Goal »
Return all of the lines below exactly as they are.
** start **
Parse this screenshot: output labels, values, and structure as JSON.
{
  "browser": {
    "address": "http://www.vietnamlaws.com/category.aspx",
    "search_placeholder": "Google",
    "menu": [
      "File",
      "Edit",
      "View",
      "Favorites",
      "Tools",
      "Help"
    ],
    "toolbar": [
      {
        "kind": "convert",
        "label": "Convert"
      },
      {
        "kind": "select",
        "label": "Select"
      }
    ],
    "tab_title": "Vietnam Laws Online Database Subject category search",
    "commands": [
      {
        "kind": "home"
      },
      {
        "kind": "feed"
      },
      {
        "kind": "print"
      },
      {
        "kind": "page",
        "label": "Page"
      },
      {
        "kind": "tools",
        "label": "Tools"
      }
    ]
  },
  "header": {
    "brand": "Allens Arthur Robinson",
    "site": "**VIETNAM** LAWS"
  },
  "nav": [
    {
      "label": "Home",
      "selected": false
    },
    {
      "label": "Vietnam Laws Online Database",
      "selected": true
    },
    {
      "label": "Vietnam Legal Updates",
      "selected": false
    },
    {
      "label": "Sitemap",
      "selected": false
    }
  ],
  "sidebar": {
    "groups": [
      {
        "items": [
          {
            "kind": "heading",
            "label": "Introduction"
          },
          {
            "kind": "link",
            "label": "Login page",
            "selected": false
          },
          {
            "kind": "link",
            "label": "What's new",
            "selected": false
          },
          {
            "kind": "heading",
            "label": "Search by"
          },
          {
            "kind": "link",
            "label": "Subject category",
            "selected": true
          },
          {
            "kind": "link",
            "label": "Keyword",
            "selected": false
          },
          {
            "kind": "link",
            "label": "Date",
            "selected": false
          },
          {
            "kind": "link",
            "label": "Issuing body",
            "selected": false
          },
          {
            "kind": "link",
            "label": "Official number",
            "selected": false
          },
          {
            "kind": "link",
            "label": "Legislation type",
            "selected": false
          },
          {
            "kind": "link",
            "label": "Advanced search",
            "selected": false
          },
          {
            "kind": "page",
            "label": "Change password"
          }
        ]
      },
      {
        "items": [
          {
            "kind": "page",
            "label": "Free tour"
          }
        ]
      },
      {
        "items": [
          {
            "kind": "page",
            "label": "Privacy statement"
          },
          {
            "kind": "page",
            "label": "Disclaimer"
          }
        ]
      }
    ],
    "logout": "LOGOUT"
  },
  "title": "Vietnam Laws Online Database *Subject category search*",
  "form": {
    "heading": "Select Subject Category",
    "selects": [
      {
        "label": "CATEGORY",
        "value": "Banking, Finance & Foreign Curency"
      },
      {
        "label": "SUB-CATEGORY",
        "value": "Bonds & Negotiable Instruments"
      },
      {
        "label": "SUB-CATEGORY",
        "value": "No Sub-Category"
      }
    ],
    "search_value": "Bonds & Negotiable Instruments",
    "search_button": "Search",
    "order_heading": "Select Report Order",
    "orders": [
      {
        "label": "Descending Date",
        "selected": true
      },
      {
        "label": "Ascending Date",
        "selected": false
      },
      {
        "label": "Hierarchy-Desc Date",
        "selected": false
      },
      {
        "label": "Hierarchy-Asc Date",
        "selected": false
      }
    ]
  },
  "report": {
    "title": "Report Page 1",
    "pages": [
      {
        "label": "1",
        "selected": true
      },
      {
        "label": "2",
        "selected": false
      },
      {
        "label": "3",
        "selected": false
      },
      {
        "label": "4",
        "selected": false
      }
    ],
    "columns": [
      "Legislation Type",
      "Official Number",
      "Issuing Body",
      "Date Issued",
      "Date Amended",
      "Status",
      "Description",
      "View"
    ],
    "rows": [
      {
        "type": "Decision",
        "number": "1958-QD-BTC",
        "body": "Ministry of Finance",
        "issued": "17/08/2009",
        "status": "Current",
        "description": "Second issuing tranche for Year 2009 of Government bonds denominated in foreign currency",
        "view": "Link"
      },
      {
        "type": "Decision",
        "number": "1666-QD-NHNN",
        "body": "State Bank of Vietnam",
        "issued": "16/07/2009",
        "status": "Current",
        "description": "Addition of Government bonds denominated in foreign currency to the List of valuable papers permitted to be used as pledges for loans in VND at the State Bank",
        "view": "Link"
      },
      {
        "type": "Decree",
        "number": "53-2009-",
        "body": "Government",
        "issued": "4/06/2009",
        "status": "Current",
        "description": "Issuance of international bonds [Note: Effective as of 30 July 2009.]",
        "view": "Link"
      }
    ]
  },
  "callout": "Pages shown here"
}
** end **
Correct answer »
Parse this screenshot: output labels, values, and structure as JSON.
{
  "browser": {
    "address": "http://www.vietnamlaws.com/category.aspx",
    "search_placeholder": "Google",
    "menu": [
      "File",
      "Edit",
      "View",
      "Favorites",
      "Tools",
      "Help"
    ],
    "toolbar": [
      {
        "kind": "convert",
        "label": "Convert"
      },
      {
        "kind": "select",
        "label": "Select"
      }
    ],
    "tab_title": "Vietnam Laws Online Database Subject category search",
    "commands": [
      {
        "kind": "home"
      },
      {
        "kind": "feed"
      },
      {
        "kind": "print"
      },
      {
        "kind": "page",
        "label": "Page"
      },
      {
        "kind": "tools",
        "label": "Tools"
      }
    ]
  },
  "header": {
    "brand": "Allens Arthur Robinson",
    "site": "**VIETNAM** LAWS"
  },
  "nav": [
    {
      "label": "Home",
      "selected": false
    },
    {
      "label": "Vietnam Laws Online Database",
      "selected": true
    },
    {
      "label": "Vietnam Legal Updates",
      "selected": false
    },
    {
      "label": "Sitemap",
      "selected": false
    }
  ],
  "sidebar": {
    "groups": [
      {
        "items": [
          {
            "kind": "heading",
            "label": "Introduction"
          },
          {
            "kind": "link",
            "label": "Login page",
            "selected": false
          },
          {
            "kind": "link",
            "label": "What's new",
            "selected": false
          },
          {
            "kind": "heading",
            "label": "Search by"
          },
          {
            "kind": "link",
            "label": "Subject category",
            "selected": true
          },
          {
            "kind": "link",
            "label": "Keyword",
            "selected": false
          },
          {
            "kind": "link",
            "label": "Date",
            "selected": false
          },
          {
            "kind": "link",
            "label": "Issuing body",
            "selected": false
          },
          {
            "kind": "link",
            "label": "Official number",
            "selected": false
          },
          {
            "kind": "link",
            "label": "Legislation type",
            "selected": false
          },
          {
            "kind": "link",
            "label": "Advanced search",
            "selected": false
          },
          {
            "kind": "page",
            "label": "Change password"
          }
        ]
      },
      {
        "items": [
          {
            "kind": "page",
            "label": "Free tour"
          }
        ]
      },
      {
        "items": [
          {
            "kind": "page",
            "label": "Privacy statement"
          },
          {
            "kind": "page",
            "label": "Disclaimer"
          }
        ]
      }
    ],
    "logout": "LOGOUT"
  },
  "title": "Vietnam Laws Online Database *Subject category search*",
  "form": {
    "heading": "Select Subject Category",
    "selects": [
      {
        "label": "CATEGORY",
        "value": "Banking, Finance & Foreign Curency"
      },
      {
        "label": "SUB-CATEGORY",
        "value": "Bonds & Negotiable Instruments"
      },
      {
        "label": "SUB-CATEGORY",
        "value": "No Sub-Category"
      }
    ],
    "search_value": "Bonds & Negotiable Instruments",
    "search_button": "Search",
    "order_heading": "Select Report Order",
    "orders": [
      {
        "label": "Descending Date",
        "selected": true
      },
      {
        "label": "Ascending Date",
        "selected": false
      },
      {
        "label": "Hierarchy-Desc Date",
        "selected": false
      },
      {
        "label": "Hierarchy-Asc Date",
        "selected": false
      }
    ]
  },
  "report": {
    "title": "Report Page 1",
    "pages": [
      {
        "label": "1",
        "selected": true
      },
      {
        "label": "2",
        "selected": false
      },
      {
        "label": "3",
        "selected": false
      },
      {
        "label": "4",
        "selected": false
      }
    ],
    "columns": [
      "Legislation Type",
      "Official Number",
      "Issuing Body",
      "Date Issued",
      "Date Amended",
      "Status",
      "Description",
      "View"
    ],
    "rows": [
      {
        "type": "Decision",
        "number": "1958-QD-BTC",
        "body": "Ministry of Finance",
        "issued": "17/08/2009",
        "status": "Current",
        "description": "Second issuing tranche for Year 2009 of Government bonds denominated in foreign currency",
        "view": "Link"
      },
      {
        "type": "Decision",
        "number": "1666-QD-NHNN",
        "body": "State Bank of Vietnam",
        "issued": "16/07/2009",
        "status": "Current",
        "description": "Addition of Government bonds denominated in foreign currency to the List of valuable papers permitted to be used as pledges for loans in VND at the State Bank",
        "view": "Link"
      },
      {
        "type": "Decree",
        "number": "53-2009-",
        "body": "Government",
        "issued": "4/06/2009",
        "status": "Current",
        "description": "Issuance of international bonds [Note: Effective as of 30 July 2009.]",
        "view": "Link"
      }
    ]
  },
  "callout": "Pages shown here"
}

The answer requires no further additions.